Stated goal:
Copy every line from the material below that holds "this".

* begin *

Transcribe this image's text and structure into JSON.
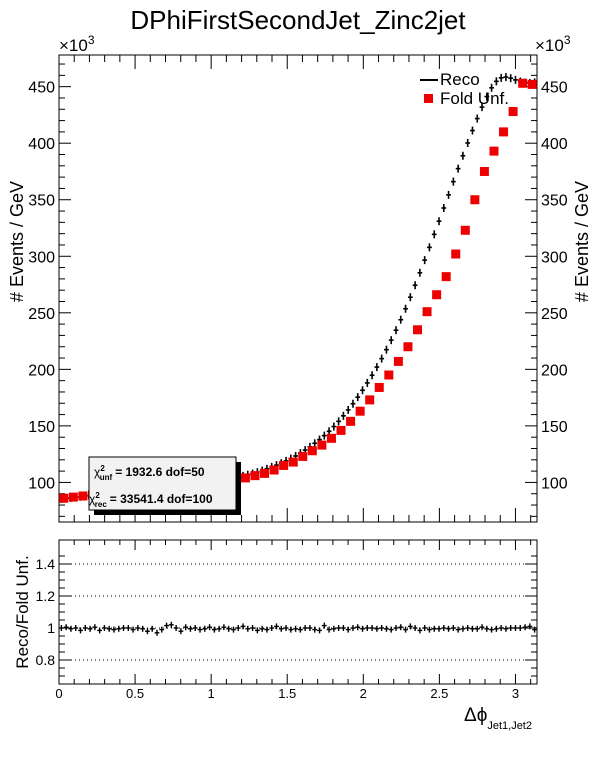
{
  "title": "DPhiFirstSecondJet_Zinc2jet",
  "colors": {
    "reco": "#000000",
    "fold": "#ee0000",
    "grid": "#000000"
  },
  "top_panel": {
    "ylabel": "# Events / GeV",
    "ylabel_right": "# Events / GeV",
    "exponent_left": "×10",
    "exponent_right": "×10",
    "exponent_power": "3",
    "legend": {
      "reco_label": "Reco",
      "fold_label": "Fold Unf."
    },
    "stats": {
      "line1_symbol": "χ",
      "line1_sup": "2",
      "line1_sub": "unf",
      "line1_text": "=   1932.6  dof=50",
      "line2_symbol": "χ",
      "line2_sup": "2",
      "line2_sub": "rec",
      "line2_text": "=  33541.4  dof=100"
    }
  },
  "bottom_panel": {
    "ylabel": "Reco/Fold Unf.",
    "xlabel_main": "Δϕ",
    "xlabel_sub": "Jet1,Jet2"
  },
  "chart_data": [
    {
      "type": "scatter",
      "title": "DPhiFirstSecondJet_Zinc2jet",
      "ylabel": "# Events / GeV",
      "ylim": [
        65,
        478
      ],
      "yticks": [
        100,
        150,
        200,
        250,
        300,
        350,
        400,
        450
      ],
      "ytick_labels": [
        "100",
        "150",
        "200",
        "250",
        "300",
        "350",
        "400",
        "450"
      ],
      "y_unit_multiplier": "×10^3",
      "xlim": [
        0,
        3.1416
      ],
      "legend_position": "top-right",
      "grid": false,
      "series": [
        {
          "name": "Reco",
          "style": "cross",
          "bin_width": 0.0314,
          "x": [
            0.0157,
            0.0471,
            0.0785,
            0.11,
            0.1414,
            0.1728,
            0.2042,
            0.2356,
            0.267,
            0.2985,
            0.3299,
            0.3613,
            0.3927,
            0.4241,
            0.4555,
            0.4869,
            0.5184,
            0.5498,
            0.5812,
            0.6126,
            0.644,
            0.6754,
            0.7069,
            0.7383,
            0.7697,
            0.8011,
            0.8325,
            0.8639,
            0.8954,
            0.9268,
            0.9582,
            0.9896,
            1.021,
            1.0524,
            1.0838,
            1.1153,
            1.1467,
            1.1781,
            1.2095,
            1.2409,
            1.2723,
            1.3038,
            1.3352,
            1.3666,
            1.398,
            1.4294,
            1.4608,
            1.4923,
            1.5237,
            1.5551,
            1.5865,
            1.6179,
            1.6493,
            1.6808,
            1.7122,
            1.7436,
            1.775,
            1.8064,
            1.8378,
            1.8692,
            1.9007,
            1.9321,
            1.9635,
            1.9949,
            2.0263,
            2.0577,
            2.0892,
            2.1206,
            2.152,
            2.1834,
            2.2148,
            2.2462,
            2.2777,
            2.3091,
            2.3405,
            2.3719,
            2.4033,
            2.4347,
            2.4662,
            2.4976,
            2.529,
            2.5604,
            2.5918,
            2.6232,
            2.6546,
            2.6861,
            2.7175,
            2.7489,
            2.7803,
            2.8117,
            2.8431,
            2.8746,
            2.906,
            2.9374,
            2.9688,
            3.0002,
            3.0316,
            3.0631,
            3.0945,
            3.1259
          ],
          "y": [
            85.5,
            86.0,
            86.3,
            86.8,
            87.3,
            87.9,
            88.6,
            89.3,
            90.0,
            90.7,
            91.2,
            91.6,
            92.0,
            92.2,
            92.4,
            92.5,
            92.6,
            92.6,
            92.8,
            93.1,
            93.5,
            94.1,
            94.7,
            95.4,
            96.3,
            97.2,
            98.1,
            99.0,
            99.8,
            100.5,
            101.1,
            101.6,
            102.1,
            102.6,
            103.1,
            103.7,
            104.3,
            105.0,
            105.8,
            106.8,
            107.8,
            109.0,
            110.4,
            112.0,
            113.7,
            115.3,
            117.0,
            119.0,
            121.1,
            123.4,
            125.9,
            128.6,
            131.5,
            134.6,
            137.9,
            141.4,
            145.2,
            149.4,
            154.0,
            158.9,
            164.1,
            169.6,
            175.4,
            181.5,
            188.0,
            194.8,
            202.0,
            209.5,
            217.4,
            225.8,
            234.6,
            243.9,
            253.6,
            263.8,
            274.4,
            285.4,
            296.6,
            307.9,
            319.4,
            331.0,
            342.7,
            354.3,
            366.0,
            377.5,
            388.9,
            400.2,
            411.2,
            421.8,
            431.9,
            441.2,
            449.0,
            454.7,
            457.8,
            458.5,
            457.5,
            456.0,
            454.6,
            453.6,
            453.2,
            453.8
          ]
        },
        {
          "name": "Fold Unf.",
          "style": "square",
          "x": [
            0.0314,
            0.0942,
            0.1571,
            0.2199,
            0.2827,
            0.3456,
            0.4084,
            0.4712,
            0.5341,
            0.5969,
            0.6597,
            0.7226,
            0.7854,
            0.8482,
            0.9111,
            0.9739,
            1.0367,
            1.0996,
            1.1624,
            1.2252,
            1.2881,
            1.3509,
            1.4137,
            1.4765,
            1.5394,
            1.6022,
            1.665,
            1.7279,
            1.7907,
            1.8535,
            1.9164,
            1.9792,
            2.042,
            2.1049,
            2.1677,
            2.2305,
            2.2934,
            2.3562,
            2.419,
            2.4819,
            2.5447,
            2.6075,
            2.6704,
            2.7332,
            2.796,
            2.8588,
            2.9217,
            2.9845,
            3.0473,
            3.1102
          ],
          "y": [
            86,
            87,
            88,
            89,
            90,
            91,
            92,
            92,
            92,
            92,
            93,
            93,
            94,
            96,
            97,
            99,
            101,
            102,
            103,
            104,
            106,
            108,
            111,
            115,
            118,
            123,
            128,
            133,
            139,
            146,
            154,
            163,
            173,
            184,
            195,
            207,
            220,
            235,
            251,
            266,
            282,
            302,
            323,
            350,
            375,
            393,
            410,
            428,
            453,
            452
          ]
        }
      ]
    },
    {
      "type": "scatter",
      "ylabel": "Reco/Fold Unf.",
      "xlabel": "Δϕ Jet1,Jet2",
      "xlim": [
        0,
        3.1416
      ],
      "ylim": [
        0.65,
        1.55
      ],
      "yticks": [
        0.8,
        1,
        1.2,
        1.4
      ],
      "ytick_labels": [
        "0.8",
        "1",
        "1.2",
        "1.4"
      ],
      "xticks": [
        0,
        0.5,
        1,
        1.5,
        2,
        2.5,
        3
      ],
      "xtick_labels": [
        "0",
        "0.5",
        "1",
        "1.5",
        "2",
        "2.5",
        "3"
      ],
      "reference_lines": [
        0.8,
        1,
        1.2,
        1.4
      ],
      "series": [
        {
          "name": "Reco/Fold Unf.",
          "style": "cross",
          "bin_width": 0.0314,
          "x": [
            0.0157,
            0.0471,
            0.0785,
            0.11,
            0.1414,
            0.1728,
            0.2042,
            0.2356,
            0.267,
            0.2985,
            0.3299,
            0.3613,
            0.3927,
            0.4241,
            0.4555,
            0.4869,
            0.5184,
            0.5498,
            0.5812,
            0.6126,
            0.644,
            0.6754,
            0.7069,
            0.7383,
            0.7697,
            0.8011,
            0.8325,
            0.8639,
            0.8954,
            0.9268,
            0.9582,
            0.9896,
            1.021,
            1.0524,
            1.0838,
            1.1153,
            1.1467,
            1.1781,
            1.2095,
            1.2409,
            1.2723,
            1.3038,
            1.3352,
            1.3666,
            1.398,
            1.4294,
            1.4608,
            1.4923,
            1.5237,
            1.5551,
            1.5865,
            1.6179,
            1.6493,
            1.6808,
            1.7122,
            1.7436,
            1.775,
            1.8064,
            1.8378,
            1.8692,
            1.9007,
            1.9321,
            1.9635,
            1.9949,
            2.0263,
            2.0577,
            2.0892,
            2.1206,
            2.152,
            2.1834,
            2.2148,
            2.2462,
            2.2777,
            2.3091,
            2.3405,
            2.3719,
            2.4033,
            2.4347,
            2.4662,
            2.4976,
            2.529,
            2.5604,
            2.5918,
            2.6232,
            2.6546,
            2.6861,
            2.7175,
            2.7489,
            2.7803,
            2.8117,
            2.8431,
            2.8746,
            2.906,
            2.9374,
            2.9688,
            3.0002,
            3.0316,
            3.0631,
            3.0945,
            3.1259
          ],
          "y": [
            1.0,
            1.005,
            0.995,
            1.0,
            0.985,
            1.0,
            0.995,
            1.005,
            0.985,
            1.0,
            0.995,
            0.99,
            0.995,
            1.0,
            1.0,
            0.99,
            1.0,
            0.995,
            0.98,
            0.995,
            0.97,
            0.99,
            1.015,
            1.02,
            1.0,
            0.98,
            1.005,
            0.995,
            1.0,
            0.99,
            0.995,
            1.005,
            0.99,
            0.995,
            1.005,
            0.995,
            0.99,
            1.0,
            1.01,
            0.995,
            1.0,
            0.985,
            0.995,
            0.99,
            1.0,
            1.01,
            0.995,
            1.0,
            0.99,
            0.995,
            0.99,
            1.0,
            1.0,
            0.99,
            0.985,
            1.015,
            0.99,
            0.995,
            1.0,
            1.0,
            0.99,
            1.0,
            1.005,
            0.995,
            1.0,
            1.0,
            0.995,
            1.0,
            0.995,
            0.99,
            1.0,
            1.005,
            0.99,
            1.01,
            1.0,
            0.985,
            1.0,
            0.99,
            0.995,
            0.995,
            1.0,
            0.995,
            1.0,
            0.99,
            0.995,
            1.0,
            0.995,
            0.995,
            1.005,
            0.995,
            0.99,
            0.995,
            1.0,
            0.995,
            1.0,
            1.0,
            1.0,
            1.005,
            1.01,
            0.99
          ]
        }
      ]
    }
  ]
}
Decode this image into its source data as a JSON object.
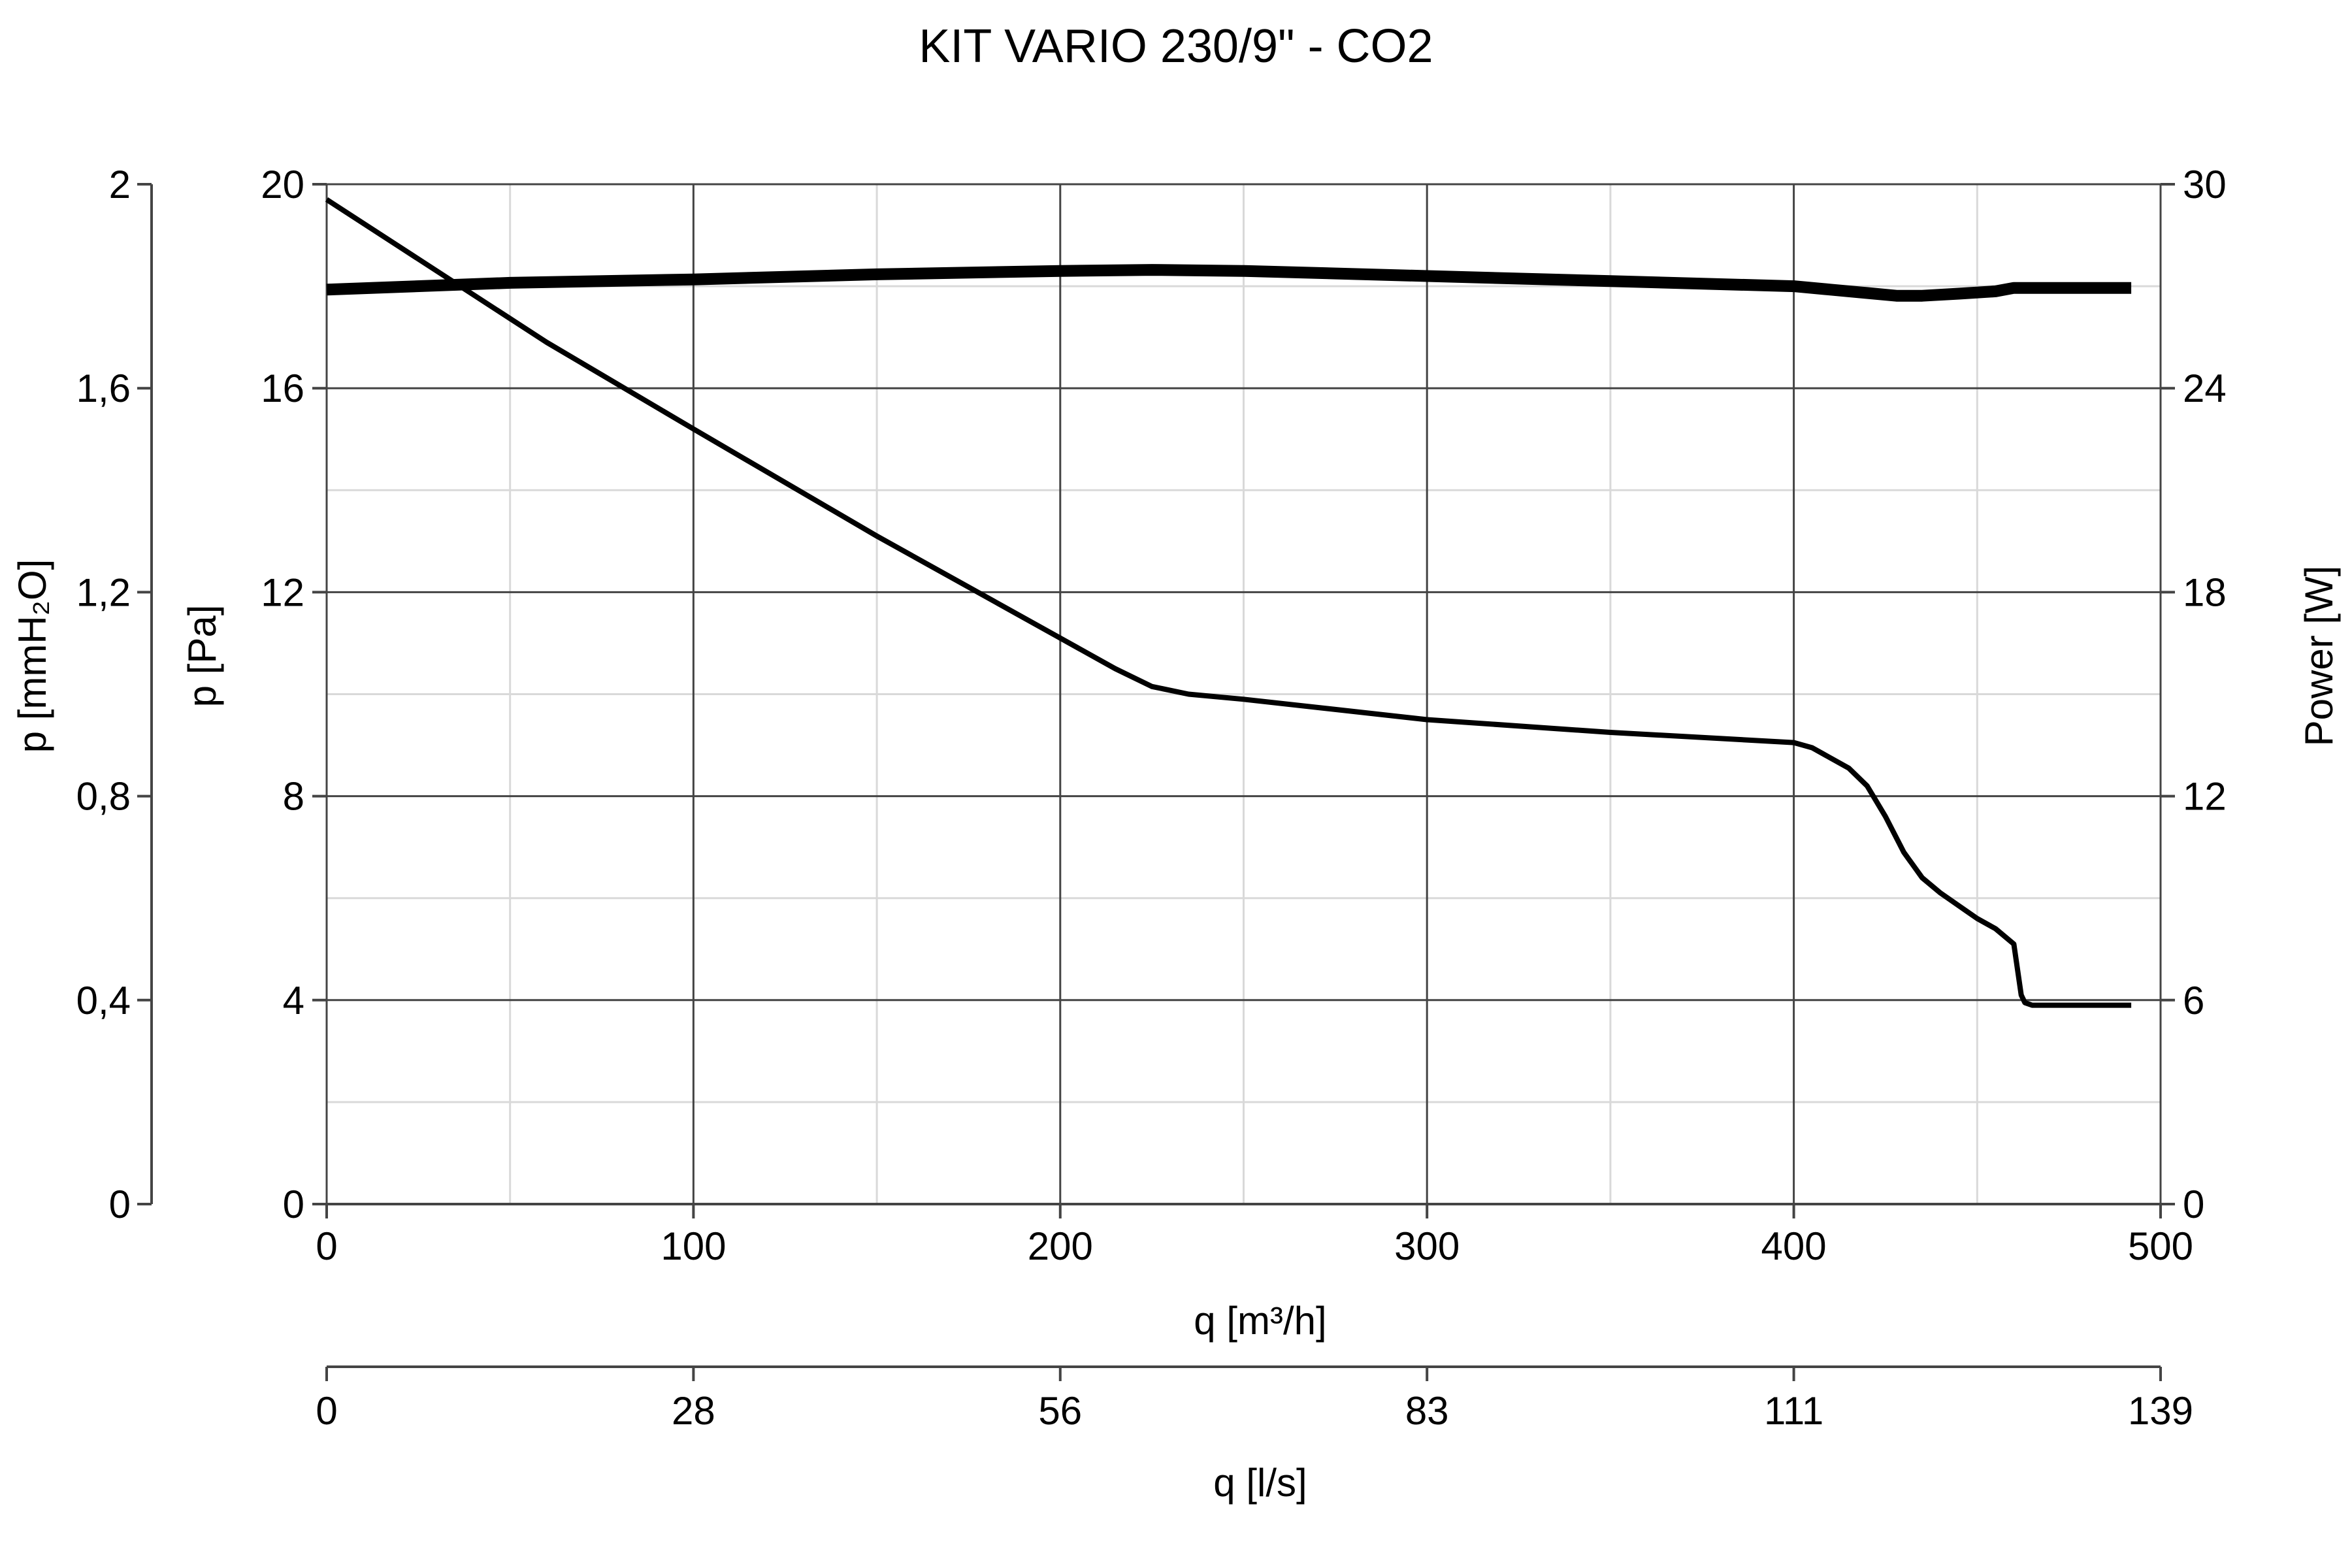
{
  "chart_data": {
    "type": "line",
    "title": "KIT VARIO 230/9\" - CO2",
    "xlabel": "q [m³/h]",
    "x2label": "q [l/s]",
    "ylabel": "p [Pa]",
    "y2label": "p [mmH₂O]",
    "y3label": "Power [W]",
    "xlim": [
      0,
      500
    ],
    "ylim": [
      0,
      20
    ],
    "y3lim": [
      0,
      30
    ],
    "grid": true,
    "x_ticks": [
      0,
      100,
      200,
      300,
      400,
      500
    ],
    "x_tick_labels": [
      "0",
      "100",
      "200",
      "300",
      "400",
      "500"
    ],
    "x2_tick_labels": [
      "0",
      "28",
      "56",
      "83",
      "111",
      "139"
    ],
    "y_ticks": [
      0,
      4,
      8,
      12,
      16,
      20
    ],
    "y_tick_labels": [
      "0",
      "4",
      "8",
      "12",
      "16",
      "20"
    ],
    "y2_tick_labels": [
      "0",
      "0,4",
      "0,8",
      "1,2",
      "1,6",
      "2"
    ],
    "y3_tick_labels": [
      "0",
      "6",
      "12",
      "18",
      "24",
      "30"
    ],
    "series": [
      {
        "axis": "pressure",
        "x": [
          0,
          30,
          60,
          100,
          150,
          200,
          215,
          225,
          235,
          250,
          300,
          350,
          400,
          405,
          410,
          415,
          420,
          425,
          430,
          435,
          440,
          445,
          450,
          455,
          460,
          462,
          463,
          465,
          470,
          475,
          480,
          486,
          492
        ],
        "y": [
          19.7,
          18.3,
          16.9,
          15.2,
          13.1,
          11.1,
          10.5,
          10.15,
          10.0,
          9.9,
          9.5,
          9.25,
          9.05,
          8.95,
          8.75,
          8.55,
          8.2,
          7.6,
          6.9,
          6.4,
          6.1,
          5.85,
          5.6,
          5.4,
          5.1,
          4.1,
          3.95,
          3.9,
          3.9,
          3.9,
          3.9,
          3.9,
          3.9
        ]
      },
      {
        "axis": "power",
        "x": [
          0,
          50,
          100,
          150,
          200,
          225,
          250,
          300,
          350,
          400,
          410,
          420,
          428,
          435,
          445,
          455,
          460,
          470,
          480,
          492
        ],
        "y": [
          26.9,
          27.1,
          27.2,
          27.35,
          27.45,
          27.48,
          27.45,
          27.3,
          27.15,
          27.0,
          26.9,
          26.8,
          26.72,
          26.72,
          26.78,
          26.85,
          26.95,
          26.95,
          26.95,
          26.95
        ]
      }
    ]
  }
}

* end *

Output of the task:
Transcribe this image's text and structure into JSON.
Decode this image into its source data as a JSON object.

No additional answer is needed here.